## GOAL
Gather all lines from the material that contain the word "left".

## RECORDS
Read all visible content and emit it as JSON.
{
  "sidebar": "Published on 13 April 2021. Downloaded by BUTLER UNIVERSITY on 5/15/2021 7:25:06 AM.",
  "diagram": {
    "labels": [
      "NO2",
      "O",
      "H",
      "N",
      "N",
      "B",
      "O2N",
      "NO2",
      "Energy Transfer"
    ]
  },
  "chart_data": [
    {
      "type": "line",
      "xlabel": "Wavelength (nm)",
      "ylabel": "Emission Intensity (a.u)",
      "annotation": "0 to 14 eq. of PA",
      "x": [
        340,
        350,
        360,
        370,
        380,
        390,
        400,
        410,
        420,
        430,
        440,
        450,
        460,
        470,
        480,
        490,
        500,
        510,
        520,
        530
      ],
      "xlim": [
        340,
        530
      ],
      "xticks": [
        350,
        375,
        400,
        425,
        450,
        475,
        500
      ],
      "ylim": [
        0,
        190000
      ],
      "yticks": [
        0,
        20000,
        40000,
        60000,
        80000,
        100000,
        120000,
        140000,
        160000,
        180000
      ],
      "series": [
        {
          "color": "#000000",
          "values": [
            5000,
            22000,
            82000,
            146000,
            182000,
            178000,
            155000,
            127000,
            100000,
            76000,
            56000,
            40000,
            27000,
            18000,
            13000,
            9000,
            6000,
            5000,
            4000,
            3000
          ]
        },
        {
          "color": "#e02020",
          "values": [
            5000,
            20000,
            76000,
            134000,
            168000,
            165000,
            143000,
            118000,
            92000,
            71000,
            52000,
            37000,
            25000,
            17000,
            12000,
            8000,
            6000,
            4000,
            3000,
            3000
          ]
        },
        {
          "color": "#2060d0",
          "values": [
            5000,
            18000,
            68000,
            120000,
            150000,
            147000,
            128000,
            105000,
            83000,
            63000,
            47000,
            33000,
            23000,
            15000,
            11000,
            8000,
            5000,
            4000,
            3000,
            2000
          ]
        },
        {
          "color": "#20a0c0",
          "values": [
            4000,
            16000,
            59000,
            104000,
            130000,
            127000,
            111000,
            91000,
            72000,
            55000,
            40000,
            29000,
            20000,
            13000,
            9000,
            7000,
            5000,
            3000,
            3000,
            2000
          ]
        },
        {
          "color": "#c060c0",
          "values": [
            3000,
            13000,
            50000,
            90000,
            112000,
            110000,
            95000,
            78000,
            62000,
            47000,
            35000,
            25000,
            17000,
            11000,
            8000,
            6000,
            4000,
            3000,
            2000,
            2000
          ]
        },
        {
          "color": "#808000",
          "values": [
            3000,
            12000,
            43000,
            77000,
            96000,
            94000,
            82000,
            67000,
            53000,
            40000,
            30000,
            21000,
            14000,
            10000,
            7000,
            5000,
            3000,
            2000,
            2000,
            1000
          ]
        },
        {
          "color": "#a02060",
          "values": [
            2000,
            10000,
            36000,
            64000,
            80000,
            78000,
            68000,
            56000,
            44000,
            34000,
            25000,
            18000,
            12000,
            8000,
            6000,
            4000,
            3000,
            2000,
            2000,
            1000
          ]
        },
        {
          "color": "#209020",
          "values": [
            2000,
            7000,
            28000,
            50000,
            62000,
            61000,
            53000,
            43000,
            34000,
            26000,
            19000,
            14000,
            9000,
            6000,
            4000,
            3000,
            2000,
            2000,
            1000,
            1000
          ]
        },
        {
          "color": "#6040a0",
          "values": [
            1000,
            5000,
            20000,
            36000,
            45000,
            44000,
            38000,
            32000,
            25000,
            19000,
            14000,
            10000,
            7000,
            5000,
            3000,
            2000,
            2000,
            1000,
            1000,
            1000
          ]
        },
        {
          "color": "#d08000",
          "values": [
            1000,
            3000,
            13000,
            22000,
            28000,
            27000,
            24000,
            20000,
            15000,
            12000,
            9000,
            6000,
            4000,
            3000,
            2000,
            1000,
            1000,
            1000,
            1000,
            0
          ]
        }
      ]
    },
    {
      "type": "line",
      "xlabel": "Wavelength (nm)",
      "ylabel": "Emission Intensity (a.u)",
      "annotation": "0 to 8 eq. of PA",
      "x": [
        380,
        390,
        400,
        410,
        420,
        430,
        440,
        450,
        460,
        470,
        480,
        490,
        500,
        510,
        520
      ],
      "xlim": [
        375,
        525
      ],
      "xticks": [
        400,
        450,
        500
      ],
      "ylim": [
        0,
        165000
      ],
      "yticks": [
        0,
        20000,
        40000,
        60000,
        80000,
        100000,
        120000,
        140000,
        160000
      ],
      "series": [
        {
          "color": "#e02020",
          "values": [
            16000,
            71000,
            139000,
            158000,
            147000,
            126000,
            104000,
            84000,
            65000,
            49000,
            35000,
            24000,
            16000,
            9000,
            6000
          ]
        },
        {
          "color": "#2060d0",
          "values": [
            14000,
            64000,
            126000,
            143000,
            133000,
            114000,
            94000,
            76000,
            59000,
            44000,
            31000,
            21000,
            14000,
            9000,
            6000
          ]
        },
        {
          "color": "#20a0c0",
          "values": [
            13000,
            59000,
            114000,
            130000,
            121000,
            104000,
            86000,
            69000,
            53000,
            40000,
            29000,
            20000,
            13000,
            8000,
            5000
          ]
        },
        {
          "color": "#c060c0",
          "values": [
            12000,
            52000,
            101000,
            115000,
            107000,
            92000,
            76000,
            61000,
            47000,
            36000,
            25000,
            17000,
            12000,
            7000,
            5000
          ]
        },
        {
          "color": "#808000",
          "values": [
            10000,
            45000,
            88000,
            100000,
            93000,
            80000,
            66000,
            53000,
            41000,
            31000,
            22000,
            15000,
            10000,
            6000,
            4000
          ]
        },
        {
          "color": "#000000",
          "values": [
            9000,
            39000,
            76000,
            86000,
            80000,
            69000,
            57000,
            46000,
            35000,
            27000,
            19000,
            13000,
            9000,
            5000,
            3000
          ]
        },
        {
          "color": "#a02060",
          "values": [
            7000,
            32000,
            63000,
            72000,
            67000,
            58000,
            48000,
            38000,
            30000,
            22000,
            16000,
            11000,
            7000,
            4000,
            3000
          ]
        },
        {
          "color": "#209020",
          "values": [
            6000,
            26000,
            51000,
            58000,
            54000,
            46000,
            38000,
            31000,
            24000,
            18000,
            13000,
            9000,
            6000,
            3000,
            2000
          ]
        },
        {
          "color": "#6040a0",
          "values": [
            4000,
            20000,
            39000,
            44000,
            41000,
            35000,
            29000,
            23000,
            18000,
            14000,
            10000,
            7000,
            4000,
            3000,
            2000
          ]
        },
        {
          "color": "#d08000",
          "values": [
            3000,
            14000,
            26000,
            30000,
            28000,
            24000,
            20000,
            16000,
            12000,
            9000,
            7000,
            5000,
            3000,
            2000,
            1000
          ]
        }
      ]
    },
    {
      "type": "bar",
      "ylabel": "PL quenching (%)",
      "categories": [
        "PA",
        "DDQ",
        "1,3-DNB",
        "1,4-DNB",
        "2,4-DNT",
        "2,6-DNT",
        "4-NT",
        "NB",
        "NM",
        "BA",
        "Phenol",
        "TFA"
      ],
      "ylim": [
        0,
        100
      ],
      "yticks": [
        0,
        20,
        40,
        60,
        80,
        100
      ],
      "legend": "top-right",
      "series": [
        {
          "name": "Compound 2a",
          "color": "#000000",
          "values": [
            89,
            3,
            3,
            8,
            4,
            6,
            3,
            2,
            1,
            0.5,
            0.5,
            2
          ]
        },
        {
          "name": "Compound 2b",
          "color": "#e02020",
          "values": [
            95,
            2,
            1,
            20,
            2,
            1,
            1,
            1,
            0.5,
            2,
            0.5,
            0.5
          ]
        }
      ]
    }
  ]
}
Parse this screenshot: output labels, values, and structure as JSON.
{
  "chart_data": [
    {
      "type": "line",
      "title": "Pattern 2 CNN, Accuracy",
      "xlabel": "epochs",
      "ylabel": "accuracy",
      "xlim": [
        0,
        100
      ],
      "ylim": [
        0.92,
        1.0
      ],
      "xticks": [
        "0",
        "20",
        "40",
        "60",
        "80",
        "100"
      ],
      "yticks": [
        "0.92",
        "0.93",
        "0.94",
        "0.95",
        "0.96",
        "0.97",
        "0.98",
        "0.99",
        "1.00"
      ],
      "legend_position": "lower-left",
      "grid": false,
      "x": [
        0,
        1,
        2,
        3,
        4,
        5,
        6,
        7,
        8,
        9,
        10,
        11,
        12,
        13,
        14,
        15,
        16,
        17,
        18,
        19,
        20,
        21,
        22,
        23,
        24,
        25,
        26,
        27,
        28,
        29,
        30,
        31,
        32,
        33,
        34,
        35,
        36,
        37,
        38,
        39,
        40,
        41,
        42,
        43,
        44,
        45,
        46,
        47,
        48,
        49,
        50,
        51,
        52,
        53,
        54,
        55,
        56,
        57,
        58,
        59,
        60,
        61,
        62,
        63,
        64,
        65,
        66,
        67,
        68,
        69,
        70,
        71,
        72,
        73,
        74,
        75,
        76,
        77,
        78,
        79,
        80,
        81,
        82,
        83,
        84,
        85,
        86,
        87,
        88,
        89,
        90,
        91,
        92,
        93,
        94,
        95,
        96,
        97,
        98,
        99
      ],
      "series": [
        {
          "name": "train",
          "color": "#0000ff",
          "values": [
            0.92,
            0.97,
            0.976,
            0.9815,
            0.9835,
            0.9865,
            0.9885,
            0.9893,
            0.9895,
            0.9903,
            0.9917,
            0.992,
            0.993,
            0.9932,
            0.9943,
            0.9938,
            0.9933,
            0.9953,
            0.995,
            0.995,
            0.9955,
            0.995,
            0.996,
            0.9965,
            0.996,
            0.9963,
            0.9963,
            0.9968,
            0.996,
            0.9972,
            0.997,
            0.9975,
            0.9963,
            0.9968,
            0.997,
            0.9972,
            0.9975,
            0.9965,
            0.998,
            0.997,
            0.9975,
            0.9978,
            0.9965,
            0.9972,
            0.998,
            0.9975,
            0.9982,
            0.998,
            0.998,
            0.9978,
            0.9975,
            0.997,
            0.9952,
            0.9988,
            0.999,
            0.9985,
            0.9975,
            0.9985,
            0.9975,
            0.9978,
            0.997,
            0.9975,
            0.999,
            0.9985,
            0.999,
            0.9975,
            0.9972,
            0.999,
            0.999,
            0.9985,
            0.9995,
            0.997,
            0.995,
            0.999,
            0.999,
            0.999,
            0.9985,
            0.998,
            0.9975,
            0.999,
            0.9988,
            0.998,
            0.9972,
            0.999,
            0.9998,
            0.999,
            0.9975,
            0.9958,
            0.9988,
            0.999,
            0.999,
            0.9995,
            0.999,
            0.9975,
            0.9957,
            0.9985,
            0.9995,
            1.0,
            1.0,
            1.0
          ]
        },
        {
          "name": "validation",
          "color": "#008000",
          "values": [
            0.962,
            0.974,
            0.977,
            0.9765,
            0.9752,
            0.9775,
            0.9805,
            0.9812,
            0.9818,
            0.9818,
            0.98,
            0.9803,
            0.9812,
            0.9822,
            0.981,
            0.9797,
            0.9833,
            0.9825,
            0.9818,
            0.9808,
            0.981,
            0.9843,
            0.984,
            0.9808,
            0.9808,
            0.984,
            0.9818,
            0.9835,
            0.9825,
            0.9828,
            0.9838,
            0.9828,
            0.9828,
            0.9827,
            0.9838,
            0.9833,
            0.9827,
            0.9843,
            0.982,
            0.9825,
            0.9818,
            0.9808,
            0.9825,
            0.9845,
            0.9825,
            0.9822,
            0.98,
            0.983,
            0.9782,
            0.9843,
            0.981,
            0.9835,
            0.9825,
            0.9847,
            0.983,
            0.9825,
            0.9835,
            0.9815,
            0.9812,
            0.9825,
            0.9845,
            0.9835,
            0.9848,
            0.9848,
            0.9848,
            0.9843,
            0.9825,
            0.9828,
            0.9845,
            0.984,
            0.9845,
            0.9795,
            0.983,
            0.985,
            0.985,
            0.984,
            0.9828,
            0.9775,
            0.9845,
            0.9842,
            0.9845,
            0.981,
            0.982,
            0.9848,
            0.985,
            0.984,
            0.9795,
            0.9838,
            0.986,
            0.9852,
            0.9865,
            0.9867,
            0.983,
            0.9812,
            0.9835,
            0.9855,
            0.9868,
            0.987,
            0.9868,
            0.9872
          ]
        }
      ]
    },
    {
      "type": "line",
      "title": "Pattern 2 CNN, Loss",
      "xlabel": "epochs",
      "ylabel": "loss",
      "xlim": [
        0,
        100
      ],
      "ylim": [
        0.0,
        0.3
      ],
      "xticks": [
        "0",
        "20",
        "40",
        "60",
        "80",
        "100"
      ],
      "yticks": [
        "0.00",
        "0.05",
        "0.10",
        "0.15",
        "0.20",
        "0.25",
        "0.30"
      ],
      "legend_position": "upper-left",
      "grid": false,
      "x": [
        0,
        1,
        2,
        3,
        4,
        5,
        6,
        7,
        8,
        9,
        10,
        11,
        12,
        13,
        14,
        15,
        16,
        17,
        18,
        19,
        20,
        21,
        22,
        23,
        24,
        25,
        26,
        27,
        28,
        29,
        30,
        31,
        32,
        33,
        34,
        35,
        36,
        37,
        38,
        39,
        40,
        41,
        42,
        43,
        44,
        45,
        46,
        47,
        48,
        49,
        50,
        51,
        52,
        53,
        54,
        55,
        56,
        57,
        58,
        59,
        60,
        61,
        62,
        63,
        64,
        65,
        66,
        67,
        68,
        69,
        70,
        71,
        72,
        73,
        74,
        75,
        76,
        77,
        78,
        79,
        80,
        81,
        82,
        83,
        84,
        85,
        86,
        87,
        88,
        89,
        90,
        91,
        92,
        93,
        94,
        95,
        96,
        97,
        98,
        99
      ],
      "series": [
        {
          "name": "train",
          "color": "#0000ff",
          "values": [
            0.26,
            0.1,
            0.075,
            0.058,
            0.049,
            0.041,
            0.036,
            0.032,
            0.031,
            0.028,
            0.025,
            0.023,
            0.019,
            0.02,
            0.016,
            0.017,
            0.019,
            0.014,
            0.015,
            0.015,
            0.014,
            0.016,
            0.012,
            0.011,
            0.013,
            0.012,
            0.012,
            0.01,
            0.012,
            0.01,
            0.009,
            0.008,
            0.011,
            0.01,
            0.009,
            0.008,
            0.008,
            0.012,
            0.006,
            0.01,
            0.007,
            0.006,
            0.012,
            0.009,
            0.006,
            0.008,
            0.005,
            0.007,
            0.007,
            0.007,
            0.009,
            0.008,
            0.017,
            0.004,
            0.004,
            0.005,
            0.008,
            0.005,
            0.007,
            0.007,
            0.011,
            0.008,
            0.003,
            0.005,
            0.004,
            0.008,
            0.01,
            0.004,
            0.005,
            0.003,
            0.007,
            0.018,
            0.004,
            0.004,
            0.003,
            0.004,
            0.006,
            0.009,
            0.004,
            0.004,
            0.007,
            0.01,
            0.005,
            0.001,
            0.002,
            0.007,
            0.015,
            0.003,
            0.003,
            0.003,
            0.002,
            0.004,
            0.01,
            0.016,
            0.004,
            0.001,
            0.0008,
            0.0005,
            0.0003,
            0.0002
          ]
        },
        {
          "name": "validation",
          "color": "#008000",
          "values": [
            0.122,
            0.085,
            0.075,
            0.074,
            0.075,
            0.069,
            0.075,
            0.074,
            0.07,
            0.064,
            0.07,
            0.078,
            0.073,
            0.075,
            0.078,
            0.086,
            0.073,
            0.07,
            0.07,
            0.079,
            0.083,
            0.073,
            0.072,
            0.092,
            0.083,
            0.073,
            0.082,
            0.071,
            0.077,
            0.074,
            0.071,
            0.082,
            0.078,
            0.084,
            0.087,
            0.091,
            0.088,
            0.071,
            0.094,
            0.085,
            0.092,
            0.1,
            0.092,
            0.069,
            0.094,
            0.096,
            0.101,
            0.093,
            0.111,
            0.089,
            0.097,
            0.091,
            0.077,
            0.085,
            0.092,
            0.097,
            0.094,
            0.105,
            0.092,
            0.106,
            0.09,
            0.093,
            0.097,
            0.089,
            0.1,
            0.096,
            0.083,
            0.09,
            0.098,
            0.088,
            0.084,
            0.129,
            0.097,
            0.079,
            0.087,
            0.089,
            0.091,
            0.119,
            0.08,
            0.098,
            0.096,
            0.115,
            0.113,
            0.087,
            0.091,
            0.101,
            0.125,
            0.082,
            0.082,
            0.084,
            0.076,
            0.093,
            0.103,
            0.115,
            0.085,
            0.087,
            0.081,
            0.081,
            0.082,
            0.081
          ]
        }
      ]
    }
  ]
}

## WRITTEN ANSWER
      "legend_position": "lower-left",
      "legend_position": "upper-left",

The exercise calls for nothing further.